Given records:
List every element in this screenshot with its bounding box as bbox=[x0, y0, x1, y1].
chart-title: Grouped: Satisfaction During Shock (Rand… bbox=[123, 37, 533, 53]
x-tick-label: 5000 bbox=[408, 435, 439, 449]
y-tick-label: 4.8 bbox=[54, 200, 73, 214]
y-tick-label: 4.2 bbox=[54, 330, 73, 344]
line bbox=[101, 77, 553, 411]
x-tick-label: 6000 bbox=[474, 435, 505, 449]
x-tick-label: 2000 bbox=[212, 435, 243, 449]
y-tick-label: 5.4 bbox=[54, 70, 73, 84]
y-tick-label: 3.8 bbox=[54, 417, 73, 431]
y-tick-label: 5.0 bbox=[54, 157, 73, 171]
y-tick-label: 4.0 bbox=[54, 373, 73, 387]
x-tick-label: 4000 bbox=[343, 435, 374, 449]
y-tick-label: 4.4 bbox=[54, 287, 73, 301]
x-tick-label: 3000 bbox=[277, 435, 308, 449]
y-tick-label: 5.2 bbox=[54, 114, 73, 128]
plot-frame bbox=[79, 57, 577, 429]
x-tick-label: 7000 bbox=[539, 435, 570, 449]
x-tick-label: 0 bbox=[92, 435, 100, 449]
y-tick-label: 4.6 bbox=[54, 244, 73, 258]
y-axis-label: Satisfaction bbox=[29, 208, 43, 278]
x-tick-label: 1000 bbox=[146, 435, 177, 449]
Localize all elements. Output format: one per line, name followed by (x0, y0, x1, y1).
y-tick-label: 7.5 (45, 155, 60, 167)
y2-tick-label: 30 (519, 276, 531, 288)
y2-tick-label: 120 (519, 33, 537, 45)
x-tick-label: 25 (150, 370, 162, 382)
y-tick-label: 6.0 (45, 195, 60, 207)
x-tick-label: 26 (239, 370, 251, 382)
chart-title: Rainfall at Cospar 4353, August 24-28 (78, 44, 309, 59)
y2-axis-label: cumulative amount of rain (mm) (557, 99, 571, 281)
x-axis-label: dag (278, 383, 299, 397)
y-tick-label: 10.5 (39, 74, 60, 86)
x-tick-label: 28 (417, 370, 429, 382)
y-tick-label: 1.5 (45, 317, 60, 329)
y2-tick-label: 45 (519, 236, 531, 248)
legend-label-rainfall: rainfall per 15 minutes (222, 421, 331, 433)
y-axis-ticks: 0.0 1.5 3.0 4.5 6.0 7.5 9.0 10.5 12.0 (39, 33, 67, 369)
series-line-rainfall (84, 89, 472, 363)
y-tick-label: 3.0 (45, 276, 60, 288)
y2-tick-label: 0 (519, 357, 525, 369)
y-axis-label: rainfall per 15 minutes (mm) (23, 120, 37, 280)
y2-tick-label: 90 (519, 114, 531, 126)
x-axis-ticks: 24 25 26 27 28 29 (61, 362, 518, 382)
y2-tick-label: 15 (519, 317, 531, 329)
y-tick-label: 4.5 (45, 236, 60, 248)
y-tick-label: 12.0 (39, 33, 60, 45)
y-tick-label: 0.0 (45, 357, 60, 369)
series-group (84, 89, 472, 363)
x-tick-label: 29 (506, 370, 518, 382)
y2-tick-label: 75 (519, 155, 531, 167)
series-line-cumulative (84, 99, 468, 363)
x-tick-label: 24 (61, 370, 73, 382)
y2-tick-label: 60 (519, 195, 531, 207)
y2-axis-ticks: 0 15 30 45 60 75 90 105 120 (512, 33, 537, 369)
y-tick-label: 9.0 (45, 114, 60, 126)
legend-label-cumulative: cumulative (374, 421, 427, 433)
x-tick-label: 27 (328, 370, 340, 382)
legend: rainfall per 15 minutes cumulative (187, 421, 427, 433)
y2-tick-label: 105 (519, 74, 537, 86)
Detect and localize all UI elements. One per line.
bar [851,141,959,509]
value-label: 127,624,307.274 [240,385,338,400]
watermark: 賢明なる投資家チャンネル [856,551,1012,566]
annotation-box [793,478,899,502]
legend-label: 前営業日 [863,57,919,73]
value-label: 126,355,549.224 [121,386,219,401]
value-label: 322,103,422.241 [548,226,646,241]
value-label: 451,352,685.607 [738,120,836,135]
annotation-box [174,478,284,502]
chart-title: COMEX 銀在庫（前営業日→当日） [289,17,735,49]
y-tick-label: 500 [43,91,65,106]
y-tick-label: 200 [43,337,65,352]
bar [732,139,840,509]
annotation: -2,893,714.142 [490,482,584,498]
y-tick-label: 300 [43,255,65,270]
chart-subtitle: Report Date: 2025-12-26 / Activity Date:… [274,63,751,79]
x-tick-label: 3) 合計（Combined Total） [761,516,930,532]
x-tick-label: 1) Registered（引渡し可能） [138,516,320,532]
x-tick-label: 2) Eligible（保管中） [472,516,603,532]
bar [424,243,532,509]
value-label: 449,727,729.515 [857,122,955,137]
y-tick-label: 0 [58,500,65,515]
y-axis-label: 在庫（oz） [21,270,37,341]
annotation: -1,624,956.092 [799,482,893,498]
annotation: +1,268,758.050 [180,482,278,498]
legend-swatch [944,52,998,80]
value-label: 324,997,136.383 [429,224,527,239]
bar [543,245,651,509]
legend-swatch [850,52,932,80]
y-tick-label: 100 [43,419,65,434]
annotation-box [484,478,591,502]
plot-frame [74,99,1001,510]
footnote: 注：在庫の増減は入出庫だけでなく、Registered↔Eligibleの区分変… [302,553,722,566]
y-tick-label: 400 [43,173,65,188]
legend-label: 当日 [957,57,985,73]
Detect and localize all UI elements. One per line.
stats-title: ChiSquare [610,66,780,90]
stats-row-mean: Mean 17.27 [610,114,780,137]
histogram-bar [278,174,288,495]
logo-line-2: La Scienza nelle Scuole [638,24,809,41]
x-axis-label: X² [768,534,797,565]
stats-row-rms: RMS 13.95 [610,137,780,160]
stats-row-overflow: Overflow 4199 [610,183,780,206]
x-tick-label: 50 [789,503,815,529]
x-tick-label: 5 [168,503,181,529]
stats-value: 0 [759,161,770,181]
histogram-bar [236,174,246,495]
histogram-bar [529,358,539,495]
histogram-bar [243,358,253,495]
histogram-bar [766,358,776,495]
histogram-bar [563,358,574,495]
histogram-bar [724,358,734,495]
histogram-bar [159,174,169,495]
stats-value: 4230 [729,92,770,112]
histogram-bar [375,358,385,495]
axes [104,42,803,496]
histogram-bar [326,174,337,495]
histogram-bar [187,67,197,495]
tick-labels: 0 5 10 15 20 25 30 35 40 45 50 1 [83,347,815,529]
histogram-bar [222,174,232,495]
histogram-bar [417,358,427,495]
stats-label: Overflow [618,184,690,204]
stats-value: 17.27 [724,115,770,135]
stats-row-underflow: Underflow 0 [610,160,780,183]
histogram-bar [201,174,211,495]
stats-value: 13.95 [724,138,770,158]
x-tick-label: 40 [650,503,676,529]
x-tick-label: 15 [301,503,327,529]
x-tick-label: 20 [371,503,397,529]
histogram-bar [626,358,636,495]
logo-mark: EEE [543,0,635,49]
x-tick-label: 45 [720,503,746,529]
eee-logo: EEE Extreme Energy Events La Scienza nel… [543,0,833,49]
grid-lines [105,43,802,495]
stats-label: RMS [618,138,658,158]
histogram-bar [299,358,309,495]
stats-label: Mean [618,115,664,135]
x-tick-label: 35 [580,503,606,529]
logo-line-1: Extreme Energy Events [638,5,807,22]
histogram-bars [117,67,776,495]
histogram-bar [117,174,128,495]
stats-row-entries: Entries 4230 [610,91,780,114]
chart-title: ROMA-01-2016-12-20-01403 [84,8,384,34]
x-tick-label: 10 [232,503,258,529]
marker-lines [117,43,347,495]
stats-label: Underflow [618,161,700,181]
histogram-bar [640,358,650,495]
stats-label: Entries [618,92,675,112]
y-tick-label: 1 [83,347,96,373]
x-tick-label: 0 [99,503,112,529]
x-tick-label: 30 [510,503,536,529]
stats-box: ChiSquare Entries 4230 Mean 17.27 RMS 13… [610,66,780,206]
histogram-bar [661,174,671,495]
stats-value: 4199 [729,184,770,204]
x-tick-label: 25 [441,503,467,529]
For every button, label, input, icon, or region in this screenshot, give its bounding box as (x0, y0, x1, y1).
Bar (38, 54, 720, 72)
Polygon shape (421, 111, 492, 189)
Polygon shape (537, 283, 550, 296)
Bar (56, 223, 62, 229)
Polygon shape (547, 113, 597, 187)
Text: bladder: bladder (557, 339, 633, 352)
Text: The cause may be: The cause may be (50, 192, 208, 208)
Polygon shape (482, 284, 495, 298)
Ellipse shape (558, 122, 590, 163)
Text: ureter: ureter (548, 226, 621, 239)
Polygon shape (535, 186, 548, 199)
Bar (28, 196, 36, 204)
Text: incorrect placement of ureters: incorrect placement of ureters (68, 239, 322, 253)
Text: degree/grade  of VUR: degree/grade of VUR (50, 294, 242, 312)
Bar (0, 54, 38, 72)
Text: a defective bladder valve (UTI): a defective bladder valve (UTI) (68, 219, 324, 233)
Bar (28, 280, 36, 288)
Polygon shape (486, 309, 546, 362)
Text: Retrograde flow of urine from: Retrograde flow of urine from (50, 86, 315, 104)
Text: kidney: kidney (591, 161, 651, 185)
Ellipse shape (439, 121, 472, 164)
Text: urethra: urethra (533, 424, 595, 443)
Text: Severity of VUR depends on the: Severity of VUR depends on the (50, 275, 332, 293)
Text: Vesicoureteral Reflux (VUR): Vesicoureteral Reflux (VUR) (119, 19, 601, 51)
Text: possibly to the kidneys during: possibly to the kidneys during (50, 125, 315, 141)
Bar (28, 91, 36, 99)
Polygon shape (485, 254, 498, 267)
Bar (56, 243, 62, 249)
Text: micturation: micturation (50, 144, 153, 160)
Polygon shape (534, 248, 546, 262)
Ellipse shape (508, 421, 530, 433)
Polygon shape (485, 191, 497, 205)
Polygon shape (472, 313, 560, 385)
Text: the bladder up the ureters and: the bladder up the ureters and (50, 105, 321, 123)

Work to be completed: Put everything from the start of the rows down to the line containing "y-tick-label: 5.4 bbox=[54, 70, 73, 84]" into a Markdown table with the columns No. and Line, numbering each line and skipping any blank ones.

Exercise solution:
| No. | Line |
|---|---|
| 1 | List every element in this screenshot with its bounding box as bbox=[x0, y0, x1, y1]. |
| 2 | chart-title: Grouped: Satisfaction During Shock (Rand… bbox=[123, 37, 533, 53] |
| 3 | x-tick-label: 5000 bbox=[408, 435, 439, 449] |
| 4 | y-tick-label: 4.8 bbox=[54, 200, 73, 214] |
| 5 | y-tick-label: 4.2 bbox=[54, 330, 73, 344] |
| 6 | line bbox=[101, 77, 553, 411] |
| 7 | x-tick-label: 6000 bbox=[474, 435, 505, 449] |
| 8 | x-tick-label: 2000 bbox=[212, 435, 243, 449] |
| 9 | y-tick-label: 5.4 bbox=[54, 70, 73, 84] |